A run of records
******************************
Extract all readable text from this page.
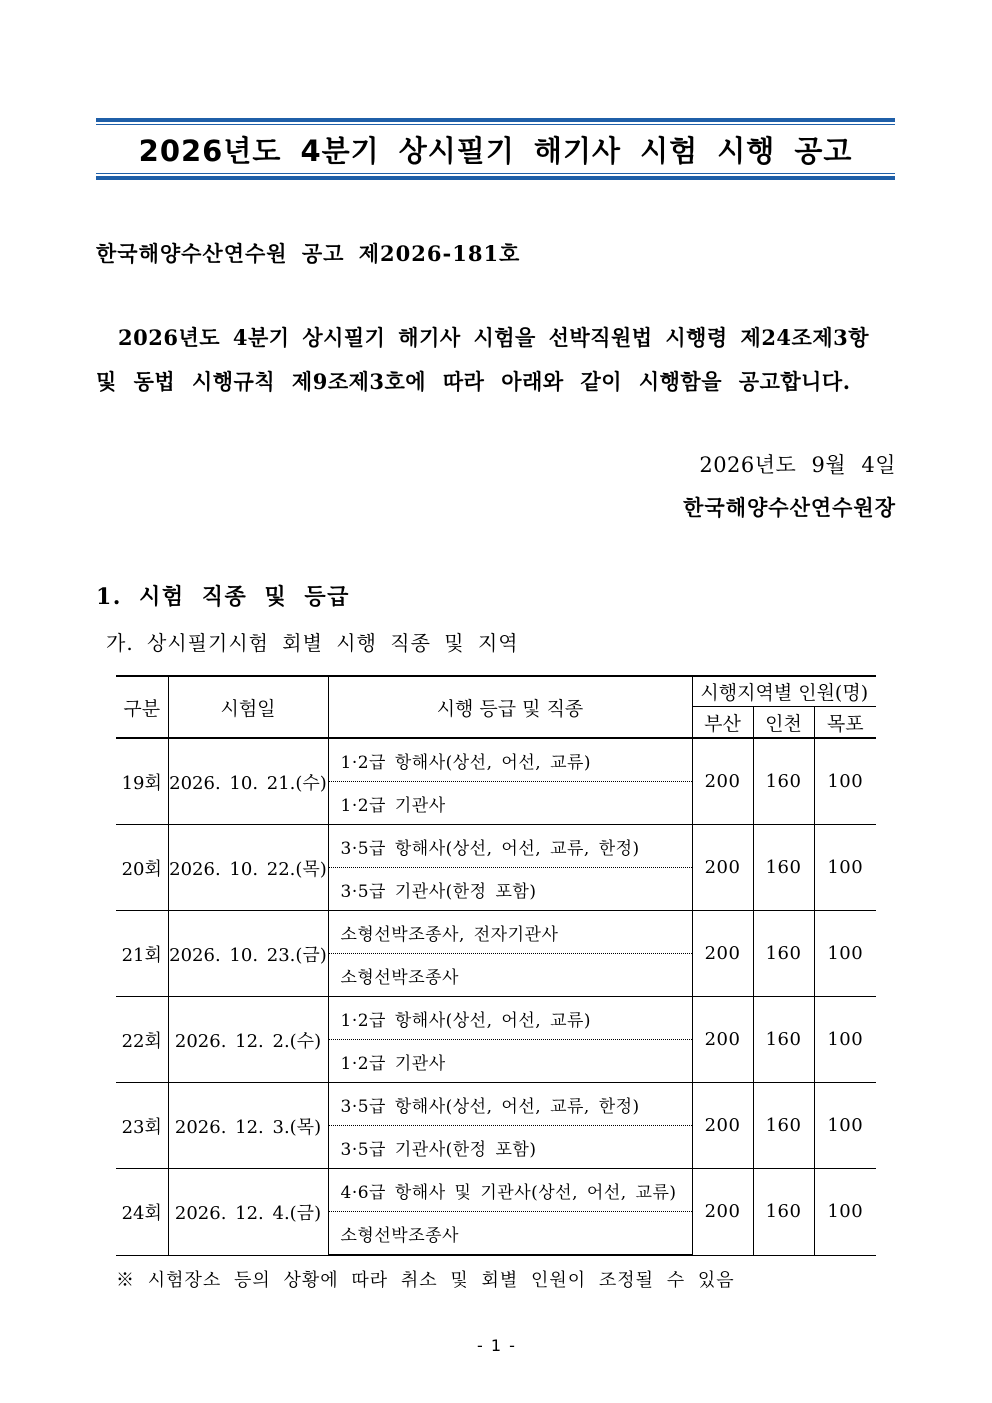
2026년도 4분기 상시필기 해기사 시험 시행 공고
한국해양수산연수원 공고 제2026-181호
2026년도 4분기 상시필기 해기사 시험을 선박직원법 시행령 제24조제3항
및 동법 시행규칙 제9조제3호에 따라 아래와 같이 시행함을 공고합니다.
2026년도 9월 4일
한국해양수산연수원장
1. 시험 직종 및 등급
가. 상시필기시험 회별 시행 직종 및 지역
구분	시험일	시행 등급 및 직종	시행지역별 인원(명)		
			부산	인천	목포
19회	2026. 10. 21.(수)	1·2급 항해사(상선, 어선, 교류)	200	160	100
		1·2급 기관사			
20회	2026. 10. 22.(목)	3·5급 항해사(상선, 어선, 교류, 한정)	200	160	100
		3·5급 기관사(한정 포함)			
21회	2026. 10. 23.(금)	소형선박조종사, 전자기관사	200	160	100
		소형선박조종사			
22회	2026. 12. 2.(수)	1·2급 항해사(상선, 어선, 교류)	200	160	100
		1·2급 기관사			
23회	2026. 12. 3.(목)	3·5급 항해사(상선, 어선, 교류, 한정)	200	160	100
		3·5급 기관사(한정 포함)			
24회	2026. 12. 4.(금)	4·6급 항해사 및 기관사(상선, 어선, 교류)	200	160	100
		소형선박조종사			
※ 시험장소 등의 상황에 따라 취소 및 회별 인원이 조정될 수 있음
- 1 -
******************************
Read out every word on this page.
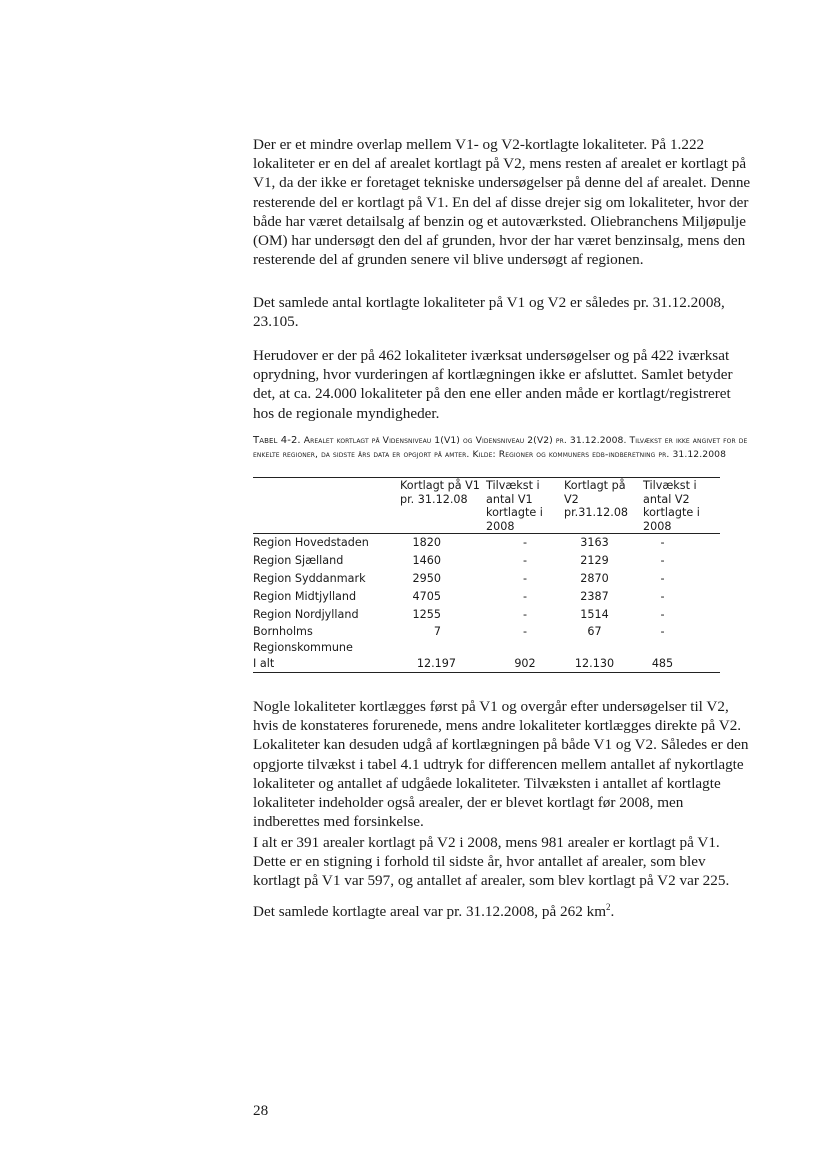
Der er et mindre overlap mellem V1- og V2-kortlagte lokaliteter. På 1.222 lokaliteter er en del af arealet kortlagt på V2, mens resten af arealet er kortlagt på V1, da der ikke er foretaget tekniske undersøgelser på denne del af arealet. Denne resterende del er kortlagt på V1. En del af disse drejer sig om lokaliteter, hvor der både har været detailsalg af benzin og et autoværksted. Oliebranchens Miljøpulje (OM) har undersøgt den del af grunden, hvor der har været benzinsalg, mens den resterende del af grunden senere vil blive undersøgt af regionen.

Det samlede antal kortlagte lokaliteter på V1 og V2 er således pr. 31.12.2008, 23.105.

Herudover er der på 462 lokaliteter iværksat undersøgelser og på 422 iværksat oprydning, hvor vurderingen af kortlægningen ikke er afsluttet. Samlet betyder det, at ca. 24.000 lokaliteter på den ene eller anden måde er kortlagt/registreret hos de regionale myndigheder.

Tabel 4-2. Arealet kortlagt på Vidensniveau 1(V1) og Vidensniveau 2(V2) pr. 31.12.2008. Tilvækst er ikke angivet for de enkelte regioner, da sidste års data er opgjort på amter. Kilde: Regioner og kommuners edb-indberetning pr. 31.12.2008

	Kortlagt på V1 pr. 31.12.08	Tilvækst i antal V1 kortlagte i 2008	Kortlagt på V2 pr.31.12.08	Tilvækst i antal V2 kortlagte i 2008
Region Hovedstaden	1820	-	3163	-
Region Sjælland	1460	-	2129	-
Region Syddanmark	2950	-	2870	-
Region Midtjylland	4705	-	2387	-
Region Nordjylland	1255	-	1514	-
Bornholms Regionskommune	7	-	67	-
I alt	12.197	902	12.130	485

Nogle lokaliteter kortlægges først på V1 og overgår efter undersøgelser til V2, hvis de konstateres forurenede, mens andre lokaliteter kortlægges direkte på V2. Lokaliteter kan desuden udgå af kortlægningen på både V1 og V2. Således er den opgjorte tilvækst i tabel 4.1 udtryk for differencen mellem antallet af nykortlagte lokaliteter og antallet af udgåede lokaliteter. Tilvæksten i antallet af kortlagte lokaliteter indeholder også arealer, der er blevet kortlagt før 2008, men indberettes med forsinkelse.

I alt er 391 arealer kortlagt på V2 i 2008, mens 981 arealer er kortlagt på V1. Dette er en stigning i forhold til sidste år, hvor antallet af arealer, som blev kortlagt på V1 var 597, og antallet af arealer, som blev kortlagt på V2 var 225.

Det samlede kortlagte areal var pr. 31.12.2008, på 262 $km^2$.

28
******************************
* [Given task]
The word "antallet" may appear on some lines. Report how many lines hold it, giving the number alone.

* [Correct result]
2